• Entries supplied:
::::::
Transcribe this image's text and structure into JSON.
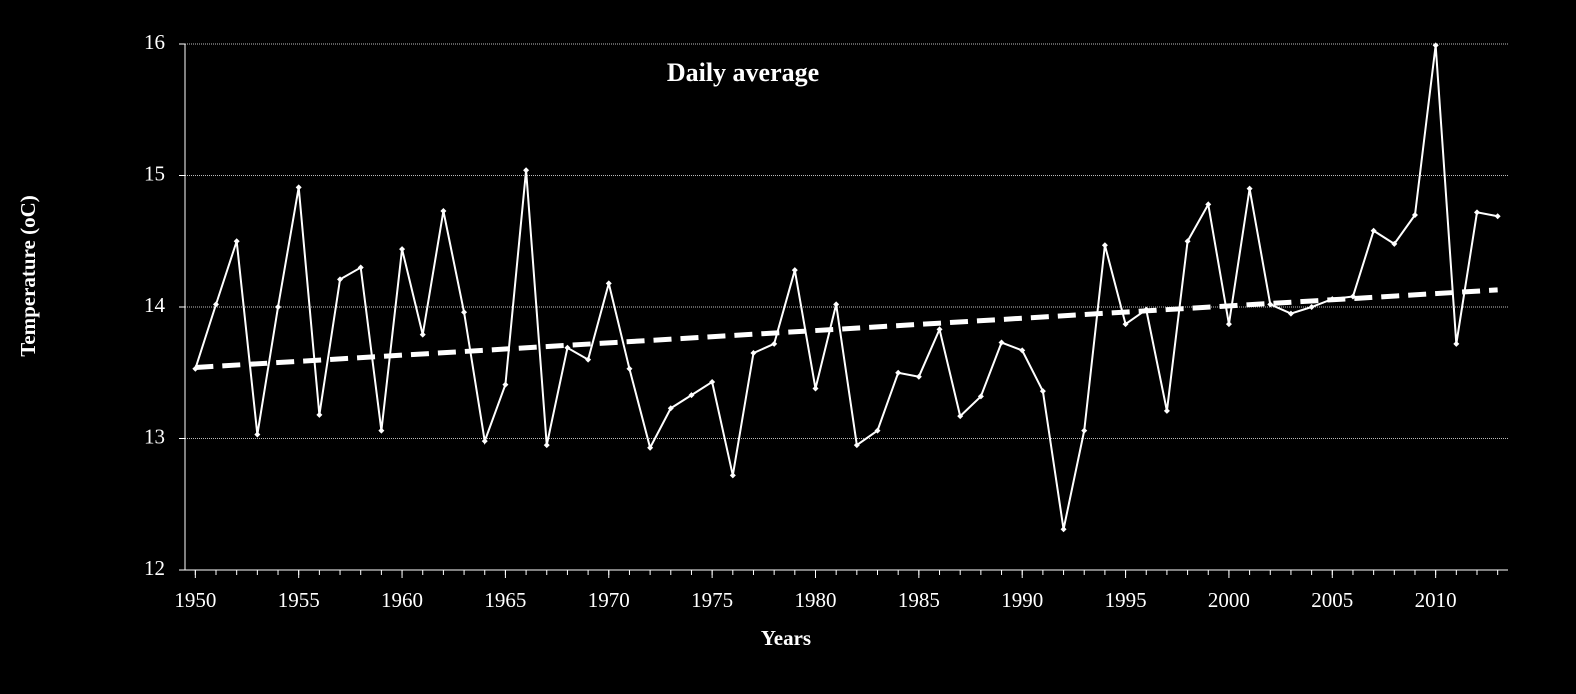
{
  "chart_data": {
    "type": "line",
    "title": "Daily average",
    "x_label": "Years",
    "y_label": "Temperature (oC)",
    "x": [
      1950,
      1951,
      1952,
      1953,
      1954,
      1955,
      1956,
      1957,
      1958,
      1959,
      1960,
      1961,
      1962,
      1963,
      1964,
      1965,
      1966,
      1967,
      1968,
      1969,
      1970,
      1971,
      1972,
      1973,
      1974,
      1975,
      1976,
      1977,
      1978,
      1979,
      1980,
      1981,
      1982,
      1983,
      1984,
      1985,
      1986,
      1987,
      1988,
      1989,
      1990,
      1991,
      1992,
      1993,
      1994,
      1995,
      1996,
      1997,
      1998,
      1999,
      2000,
      2001,
      2002,
      2003,
      2004,
      2005,
      2006,
      2007,
      2008,
      2009,
      2010,
      2011,
      2012,
      2013
    ],
    "series": [
      {
        "color": "#ffffff",
        "values": [
          13.53,
          14.02,
          14.5,
          13.03,
          14.0,
          14.91,
          13.18,
          14.21,
          14.3,
          13.06,
          14.44,
          13.79,
          14.73,
          13.96,
          12.98,
          13.41,
          15.04,
          12.95,
          13.69,
          13.6,
          14.18,
          13.53,
          12.93,
          13.23,
          13.33,
          13.43,
          12.72,
          13.65,
          13.72,
          14.28,
          13.38,
          14.02,
          12.95,
          13.06,
          13.5,
          13.47,
          13.83,
          13.17,
          13.32,
          13.73,
          13.67,
          13.36,
          12.31,
          13.06,
          14.47,
          13.87,
          13.98,
          13.21,
          14.5,
          14.78,
          13.87,
          14.9,
          14.02,
          13.95,
          14.0,
          14.06,
          14.08,
          14.58,
          14.48,
          14.7,
          15.99,
          13.72,
          14.72,
          14.69
        ]
      }
    ],
    "trend": {
      "x": [
        1950,
        2013
      ],
      "values": [
        13.54,
        14.13
      ],
      "color": "#ffffff"
    },
    "xlim": [
      1949.5,
      2013.5
    ],
    "xticks": [
      1950,
      1955,
      1960,
      1965,
      1970,
      1975,
      1980,
      1985,
      1990,
      1995,
      2000,
      2005,
      2010
    ],
    "ylim": [
      12,
      16
    ],
    "yticks": [
      12,
      13,
      14,
      15,
      16
    ],
    "grid": true
  }
}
::::::
• Task directions:
Restate the whole listing above exactly, please, omitting every image.

• Finished exercise:
Transcribe this image's text and structure into JSON.
{
  "chart_data": {
    "type": "line",
    "title": "Daily average",
    "x_label": "Years",
    "y_label": "Temperature (oC)",
    "x": [
      1950,
      1951,
      1952,
      1953,
      1954,
      1955,
      1956,
      1957,
      1958,
      1959,
      1960,
      1961,
      1962,
      1963,
      1964,
      1965,
      1966,
      1967,
      1968,
      1969,
      1970,
      1971,
      1972,
      1973,
      1974,
      1975,
      1976,
      1977,
      1978,
      1979,
      1980,
      1981,
      1982,
      1983,
      1984,
      1985,
      1986,
      1987,
      1988,
      1989,
      1990,
      1991,
      1992,
      1993,
      1994,
      1995,
      1996,
      1997,
      1998,
      1999,
      2000,
      2001,
      2002,
      2003,
      2004,
      2005,
      2006,
      2007,
      2008,
      2009,
      2010,
      2011,
      2012,
      2013
    ],
    "series": [
      {
        "color": "#ffffff",
        "values": [
          13.53,
          14.02,
          14.5,
          13.03,
          14.0,
          14.91,
          13.18,
          14.21,
          14.3,
          13.06,
          14.44,
          13.79,
          14.73,
          13.96,
          12.98,
          13.41,
          15.04,
          12.95,
          13.69,
          13.6,
          14.18,
          13.53,
          12.93,
          13.23,
          13.33,
          13.43,
          12.72,
          13.65,
          13.72,
          14.28,
          13.38,
          14.02,
          12.95,
          13.06,
          13.5,
          13.47,
          13.83,
          13.17,
          13.32,
          13.73,
          13.67,
          13.36,
          12.31,
          13.06,
          14.47,
          13.87,
          13.98,
          13.21,
          14.5,
          14.78,
          13.87,
          14.9,
          14.02,
          13.95,
          14.0,
          14.06,
          14.08,
          14.58,
          14.48,
          14.7,
          15.99,
          13.72,
          14.72,
          14.69
        ]
      }
    ],
    "trend": {
      "x": [
        1950,
        2013
      ],
      "values": [
        13.54,
        14.13
      ],
      "color": "#ffffff"
    },
    "xlim": [
      1949.5,
      2013.5
    ],
    "xticks": [
      1950,
      1955,
      1960,
      1965,
      1970,
      1975,
      1980,
      1985,
      1990,
      1995,
      2000,
      2005,
      2010
    ],
    "ylim": [
      12,
      16
    ],
    "yticks": [
      12,
      13,
      14,
      15,
      16
    ],
    "grid": true
  }
}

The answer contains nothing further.